| SUPPLIED DATA |
::::::
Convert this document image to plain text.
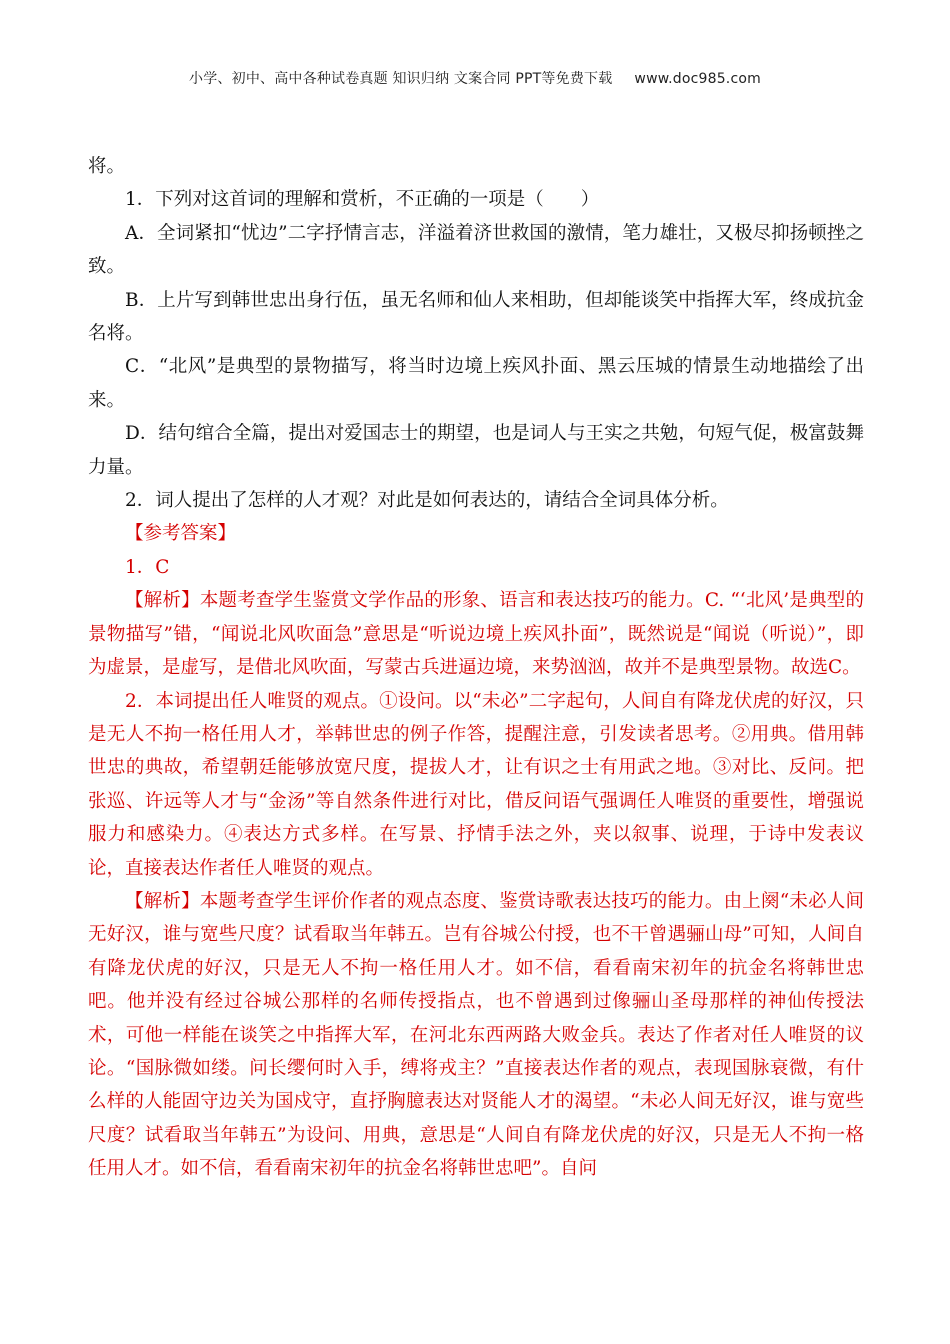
小学、初中、高中各种试卷真题 知识归纳 文案合同 PPT等免费下载 www.doc985.com

将。

1．下列对这首词的理解和赏析，不正确的一项是（　　）

A．全词紧扣“忧边”二字抒情言志，洋溢着济世救国的激情，笔力雄壮，又极尽抑扬顿挫之致。

B．上片写到韩世忠出身行伍，虽无名师和仙人来相助，但却能谈笑中指挥大军，终成抗金名将。

C．“北风”是典型的景物描写，将当时边境上疾风扑面、黑云压城的情景生动地描绘了出来。

D．结句绾合全篇，提出对爱国志士的期望，也是词人与王实之共勉，句短气促，极富鼓舞力量。

2．词人提出了怎样的人才观？对此是如何表达的，请结合全词具体分析。

【参考答案】

1．C

【解析】本题考查学生鉴赏文学作品的形象、语言和表达技巧的能力。C. “‘北风’是典型的景物描写”错，“闻说北风吹面急”意思是“听说边境上疾风扑面”，既然说是“闻说（听说）”，即为虚景，是虚写，是借北风吹面，写蒙古兵进逼边境，来势汹汹，故并不是典型景物。故选C。

2．本词提出任人唯贤的观点。①设问。以“未必”二字起句，人间自有降龙伏虎的好汉，只是无人不拘一格任用人才，举韩世忠的例子作答，提醒注意，引发读者思考。②用典。借用韩世忠的典故，希望朝廷能够放宽尺度，提拔人才，让有识之士有用武之地。③对比、反问。把张巡、许远等人才与“金汤”等自然条件进行对比，借反问语气强调任人唯贤的重要性，增强说服力和感染力。④表达方式多样。在写景、抒情手法之外，夹以叙事、说理，于诗中发表议论，直接表达作者任人唯贤的观点。

【解析】本题考查学生评价作者的观点态度、鉴赏诗歌表达技巧的能力。由上阕“未必人间无好汉，谁与宽些尺度？试看取当年韩五。岂有谷城公付授，也不干曾遇骊山母”可知，人间自有降龙伏虎的好汉，只是无人不拘一格任用人才。如不信，看看南宋初年的抗金名将韩世忠吧。他并没有经过谷城公那样的名师传授指点，也不曾遇到过像骊山圣母那样的神仙传授法术，可他一样能在谈笑之中指挥大军，在河北东西两路大败金兵。表达了作者对任人唯贤的议论。“国脉微如缕。问长缨何时入手，缚将戎主？”直接表达作者的观点，表现国脉衰微，有什么样的人能固守边关为国戍守，直抒胸臆表达对贤能人才的渴望。“未必人间无好汉，谁与宽些尺度？试看取当年韩五”为设问、用典，意思是“人间自有降龙伏虎的好汉，只是无人不拘一格任用人才。如不信，看看南宋初年的抗金名将韩世忠吧”。自问
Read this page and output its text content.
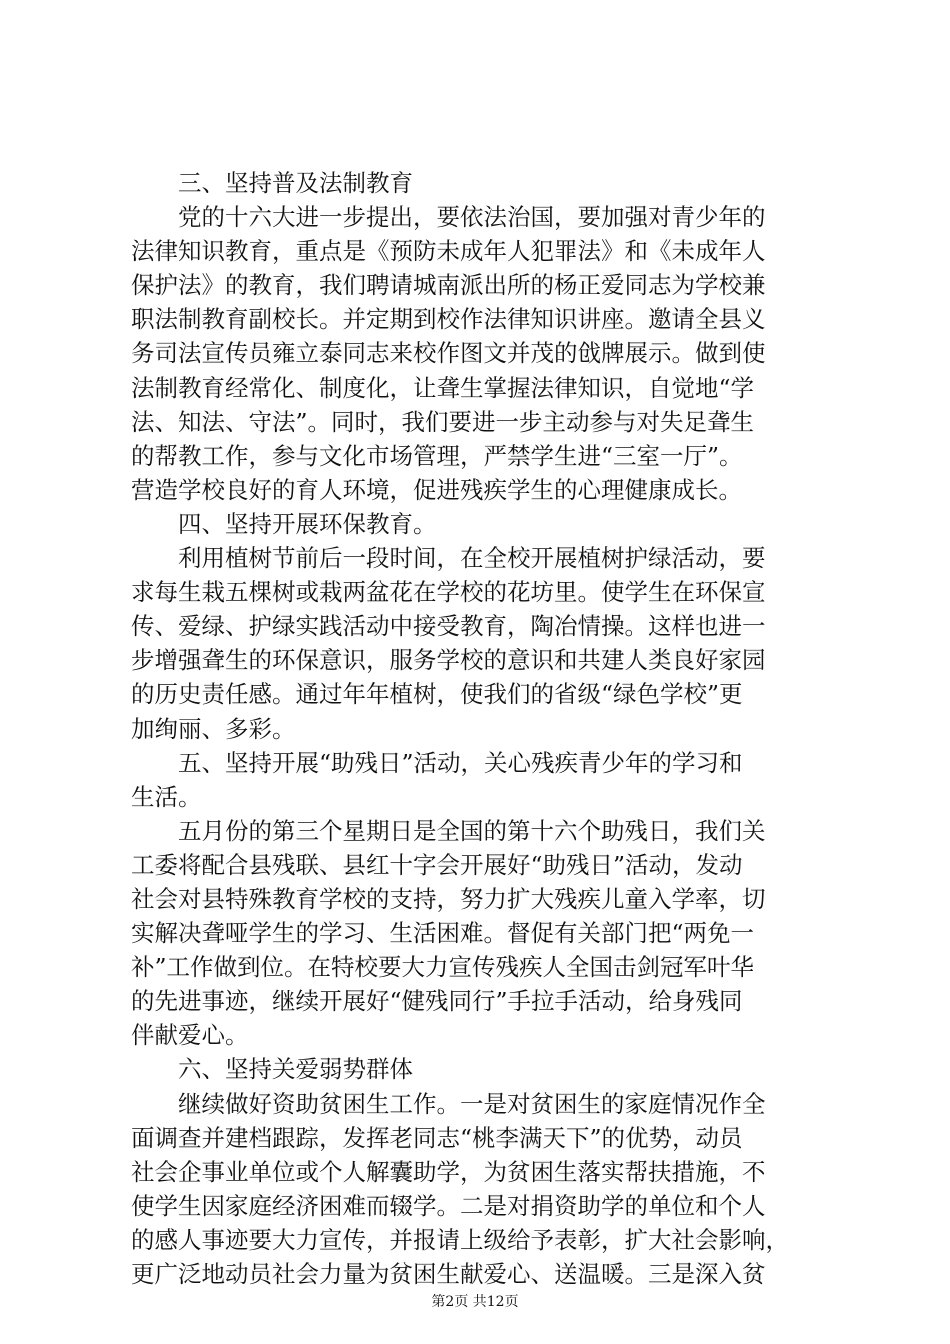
　　三、坚持普及法制教育
　　党的十六大进一步提出，要依法治国，要加强对青少年的
法律知识教育，重点是《预防未成年人犯罪法》和《未成年人
保护法》的教育，我们聘请城南派出所的杨正爱同志为学校兼
职法制教育副校长。并定期到校作法律知识讲座。邀请全县义
务司法宣传员雍立泰同志来校作图文并茂的戗牌展示。做到使
法制教育经常化、制度化，让聋生掌握法律知识，自觉地“学
法、知法、守法”。同时，我们要进一步主动参与对失足聋生
的帮教工作，参与文化市场管理，严禁学生进“三室一厅”。
营造学校良好的育人环境，促进残疾学生的心理健康成长。
　　四、坚持开展环保教育。
　　利用植树节前后一段时间，在全校开展植树护绿活动，要
求每生栽五棵树或栽两盆花在学校的花坊里。使学生在环保宣
传、爱绿、护绿实践活动中接受教育，陶冶情操。这样也进一
步增强聋生的环保意识，服务学校的意识和共建人类良好家园
的历史责任感。通过年年植树，使我们的省级“绿色学校”更
加绚丽、多彩。
　　五、坚持开展“助残日”活动，关心残疾青少年的学习和
生活。
　　五月份的第三个星期日是全国的第十六个助残日，我们关
工委将配合县残联、县红十字会开展好“助残日”活动，发动
社会对县特殊教育学校的支持，努力扩大残疾儿童入学率，切
实解决聋哑学生的学习、生活困难。督促有关部门把“两免一
补”工作做到位。在特校要大力宣传残疾人全国击剑冠军叶华
的先进事迹，继续开展好“健残同行”手拉手活动，给身残同
伴献爱心。
　　六、坚持关爱弱势群体
　　继续做好资助贫困生工作。一是对贫困生的家庭情况作全
面调查并建档跟踪，发挥老同志“桃李满天下”的优势，动员
社会企事业单位或个人解囊助学，为贫困生落实帮扶措施，不
使学生因家庭经济困难而辍学。二是对捐资助学的单位和个人
的感人事迹要大力宣传，并报请上级给予表彰，扩大社会影响，
更广泛地动员社会力量为贫困生献爱心、送温暖。三是深入贫
第2页 共12页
::::::
| TASK DETAILS |
Copy every line from the entries that contains the word "是典型的景物描写".

| WRITTEN SOLUTION |
C．“北风”是典型的景物描写，将当时边境上疾风扑面、黑云压城的情景生动地描绘了出来。
【解析】本题考查学生鉴赏文学作品的形象、语言和表达技巧的能力。C. “‘北风’是典型的景物描写”错，“闻说北风吹面急”意思是“听说边境上疾风扑面”，既然说是“闻说（听说）”，即为虚景，是虚写，是借北风吹面，写蒙古兵进逼边境，来势汹汹，故并不是典型景物。故选C。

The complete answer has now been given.